--- Start of SOURCE MATERIAL ---

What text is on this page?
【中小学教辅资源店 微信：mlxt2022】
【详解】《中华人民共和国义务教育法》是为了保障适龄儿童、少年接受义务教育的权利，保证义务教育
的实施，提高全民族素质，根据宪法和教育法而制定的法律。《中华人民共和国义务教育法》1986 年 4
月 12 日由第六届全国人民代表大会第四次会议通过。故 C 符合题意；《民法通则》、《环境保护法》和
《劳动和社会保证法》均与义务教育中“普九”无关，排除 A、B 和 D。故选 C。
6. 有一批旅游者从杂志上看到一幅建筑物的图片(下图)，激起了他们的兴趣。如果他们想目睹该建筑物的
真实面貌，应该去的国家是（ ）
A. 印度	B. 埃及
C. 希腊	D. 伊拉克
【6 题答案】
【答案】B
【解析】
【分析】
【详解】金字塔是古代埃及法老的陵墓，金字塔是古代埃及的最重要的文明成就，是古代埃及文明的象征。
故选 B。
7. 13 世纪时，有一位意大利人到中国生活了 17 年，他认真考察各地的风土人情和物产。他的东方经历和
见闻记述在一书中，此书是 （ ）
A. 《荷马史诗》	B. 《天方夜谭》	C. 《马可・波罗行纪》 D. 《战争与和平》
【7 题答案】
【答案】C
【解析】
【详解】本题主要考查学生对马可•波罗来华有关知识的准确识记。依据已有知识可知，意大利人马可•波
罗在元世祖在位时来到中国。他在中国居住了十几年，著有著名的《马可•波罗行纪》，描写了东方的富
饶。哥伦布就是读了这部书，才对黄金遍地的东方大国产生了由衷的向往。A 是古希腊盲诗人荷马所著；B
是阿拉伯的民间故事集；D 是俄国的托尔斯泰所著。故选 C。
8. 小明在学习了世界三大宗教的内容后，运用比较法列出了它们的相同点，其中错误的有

--- End of SOURCE MATERIAL ---
--- Start of SOURCE MATERIAL ---

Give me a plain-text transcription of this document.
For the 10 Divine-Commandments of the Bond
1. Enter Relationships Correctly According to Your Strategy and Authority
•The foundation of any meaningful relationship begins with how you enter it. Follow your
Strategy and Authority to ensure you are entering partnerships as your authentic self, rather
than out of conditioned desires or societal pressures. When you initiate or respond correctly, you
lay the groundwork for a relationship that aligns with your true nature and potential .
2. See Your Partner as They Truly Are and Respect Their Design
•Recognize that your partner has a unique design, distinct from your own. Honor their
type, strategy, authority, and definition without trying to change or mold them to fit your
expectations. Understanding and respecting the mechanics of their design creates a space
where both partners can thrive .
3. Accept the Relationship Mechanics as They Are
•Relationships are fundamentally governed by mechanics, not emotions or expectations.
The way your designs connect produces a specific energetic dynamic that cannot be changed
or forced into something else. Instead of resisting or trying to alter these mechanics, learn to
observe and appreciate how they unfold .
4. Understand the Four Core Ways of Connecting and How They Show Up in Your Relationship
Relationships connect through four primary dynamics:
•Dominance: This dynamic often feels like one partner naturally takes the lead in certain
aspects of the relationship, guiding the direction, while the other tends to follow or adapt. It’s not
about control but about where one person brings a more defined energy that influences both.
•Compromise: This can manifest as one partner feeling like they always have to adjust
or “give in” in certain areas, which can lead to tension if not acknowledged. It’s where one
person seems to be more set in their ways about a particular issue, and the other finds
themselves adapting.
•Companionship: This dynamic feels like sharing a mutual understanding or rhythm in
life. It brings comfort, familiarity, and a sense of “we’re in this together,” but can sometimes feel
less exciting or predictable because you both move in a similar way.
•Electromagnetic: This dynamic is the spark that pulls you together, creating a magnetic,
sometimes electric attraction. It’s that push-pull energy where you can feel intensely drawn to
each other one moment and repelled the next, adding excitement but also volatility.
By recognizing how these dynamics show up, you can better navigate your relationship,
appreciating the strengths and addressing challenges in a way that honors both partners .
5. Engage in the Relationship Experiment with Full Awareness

--- End of SOURCE MATERIAL ---

■ TO BE DONE
List all lines where "both" occurs.

■ TASK OUTPUT
where both partners can thrive .
about control but about where one person brings a more defined energy that influences both.
less exciting or predictable because you both move in a similar way.
appreciating the strengths and addressing challenges in a way that honors both partners .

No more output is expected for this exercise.